_Stated exercise_:
Images are excluded; otherwise, output every record exactly.

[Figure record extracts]
-- begin --

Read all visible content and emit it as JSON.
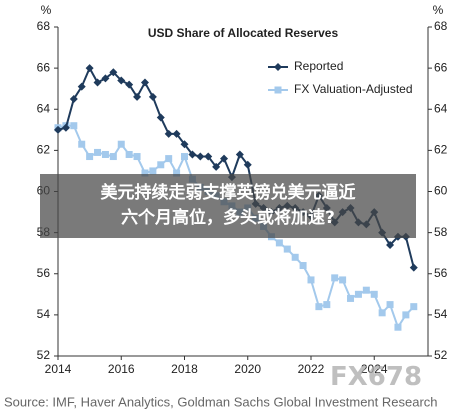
{
  "chart_data": {
    "type": "line",
    "title": "USD Share of Allocated Reserves",
    "y_unit": "%",
    "y2_unit": "%",
    "x": [
      2014,
      2014.25,
      2014.5,
      2014.75,
      2015,
      2015.25,
      2015.5,
      2015.75,
      2016,
      2016.25,
      2016.5,
      2016.75,
      2017,
      2017.25,
      2017.5,
      2017.75,
      2018,
      2018.25,
      2018.5,
      2018.75,
      2019,
      2019.25,
      2019.5,
      2019.75,
      2020,
      2020.25,
      2020.5,
      2020.75,
      2021,
      2021.25,
      2021.5,
      2021.75,
      2022,
      2022.25,
      2022.5,
      2022.75,
      2023,
      2023.25,
      2023.5,
      2023.75,
      2024,
      2024.25,
      2024.5,
      2024.75,
      2025,
      2025.25
    ],
    "series": [
      {
        "name": "Reported",
        "color": "#1f3b5c",
        "marker": "diamond",
        "values": [
          63.0,
          63.1,
          64.5,
          65.1,
          66.0,
          65.3,
          65.5,
          65.8,
          65.4,
          65.2,
          64.6,
          65.3,
          64.6,
          63.6,
          62.8,
          62.8,
          62.3,
          61.8,
          61.7,
          61.7,
          61.2,
          61.6,
          60.7,
          61.8,
          61.3,
          59.4,
          59.2,
          59.0,
          59.2,
          59.3,
          59.2,
          59.0,
          58.8,
          59.8,
          59.2,
          58.5,
          59.0,
          59.2,
          58.5,
          58.4,
          59.0,
          58.0,
          57.4,
          57.8,
          57.8,
          56.3
        ]
      },
      {
        "name": "FX Valuation-Adjusted",
        "color": "#a3c9ec",
        "marker": "square",
        "values": [
          63.1,
          63.2,
          63.2,
          62.3,
          61.7,
          61.9,
          61.8,
          61.7,
          62.3,
          61.8,
          61.7,
          60.9,
          61.0,
          61.3,
          61.6,
          60.9,
          61.7,
          60.6,
          60.2,
          60.0,
          59.8,
          59.5,
          59.3,
          59.0,
          59.2,
          58.7,
          58.3,
          57.8,
          57.5,
          57.2,
          56.8,
          56.4,
          55.7,
          54.4,
          54.5,
          55.8,
          55.7,
          54.8,
          55.0,
          55.2,
          55.0,
          54.1,
          54.5,
          53.4,
          54.0,
          54.4
        ]
      }
    ],
    "xlim": [
      2014,
      2025.7
    ],
    "xticks": [
      2014,
      2016,
      2018,
      2020,
      2022,
      2024
    ],
    "ylim": [
      52,
      68
    ],
    "yticks": [
      52,
      54,
      56,
      58,
      60,
      62,
      64,
      66,
      68
    ],
    "y2lim": [
      52,
      68
    ],
    "y2ticks": [
      52,
      54,
      56,
      58,
      60,
      62,
      64,
      66,
      68
    ],
    "legend": "upper right",
    "grid": false,
    "source": "Source: IMF, Haver Analytics, Goldman Sachs Global Investment Research"
  },
  "overlay": {
    "headline_line1": "美元持续走弱支撑英镑兑美元逼近",
    "headline_line2": "六个月高位，多头或将加速?",
    "watermark": "FX678"
  }
}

-- end --

_Output for this task_:
Read all visible content and emit it as JSON.
{
  "chart_data": {
    "type": "line",
    "title": "USD Share of Allocated Reserves",
    "y_unit": "%",
    "y2_unit": "%",
    "x": [
      2014,
      2014.25,
      2014.5,
      2014.75,
      2015,
      2015.25,
      2015.5,
      2015.75,
      2016,
      2016.25,
      2016.5,
      2016.75,
      2017,
      2017.25,
      2017.5,
      2017.75,
      2018,
      2018.25,
      2018.5,
      2018.75,
      2019,
      2019.25,
      2019.5,
      2019.75,
      2020,
      2020.25,
      2020.5,
      2020.75,
      2021,
      2021.25,
      2021.5,
      2021.75,
      2022,
      2022.25,
      2022.5,
      2022.75,
      2023,
      2023.25,
      2023.5,
      2023.75,
      2024,
      2024.25,
      2024.5,
      2024.75,
      2025,
      2025.25
    ],
    "series": [
      {
        "name": "Reported",
        "color": "#1f3b5c",
        "marker": "diamond",
        "values": [
          63.0,
          63.1,
          64.5,
          65.1,
          66.0,
          65.3,
          65.5,
          65.8,
          65.4,
          65.2,
          64.6,
          65.3,
          64.6,
          63.6,
          62.8,
          62.8,
          62.3,
          61.8,
          61.7,
          61.7,
          61.2,
          61.6,
          60.7,
          61.8,
          61.3,
          59.4,
          59.2,
          59.0,
          59.2,
          59.3,
          59.2,
          59.0,
          58.8,
          59.8,
          59.2,
          58.5,
          59.0,
          59.2,
          58.5,
          58.4,
          59.0,
          58.0,
          57.4,
          57.8,
          57.8,
          56.3
        ]
      },
      {
        "name": "FX Valuation-Adjusted",
        "color": "#a3c9ec",
        "marker": "square",
        "values": [
          63.1,
          63.2,
          63.2,
          62.3,
          61.7,
          61.9,
          61.8,
          61.7,
          62.3,
          61.8,
          61.7,
          60.9,
          61.0,
          61.3,
          61.6,
          60.9,
          61.7,
          60.6,
          60.2,
          60.0,
          59.8,
          59.5,
          59.3,
          59.0,
          59.2,
          58.7,
          58.3,
          57.8,
          57.5,
          57.2,
          56.8,
          56.4,
          55.7,
          54.4,
          54.5,
          55.8,
          55.7,
          54.8,
          55.0,
          55.2,
          55.0,
          54.1,
          54.5,
          53.4,
          54.0,
          54.4
        ]
      }
    ],
    "xlim": [
      2014,
      2025.7
    ],
    "xticks": [
      2014,
      2016,
      2018,
      2020,
      2022,
      2024
    ],
    "ylim": [
      52,
      68
    ],
    "yticks": [
      52,
      54,
      56,
      58,
      60,
      62,
      64,
      66,
      68
    ],
    "y2lim": [
      52,
      68
    ],
    "y2ticks": [
      52,
      54,
      56,
      58,
      60,
      62,
      64,
      66,
      68
    ],
    "legend": "upper right",
    "grid": false,
    "source": "Source: IMF, Haver Analytics, Goldman Sachs Global Investment Research"
  },
  "overlay": {
    "headline_line1": "美元持续走弱支撑英镑兑美元逼近",
    "headline_line2": "六个月高位，多头或将加速?",
    "watermark": "FX678"
  }
}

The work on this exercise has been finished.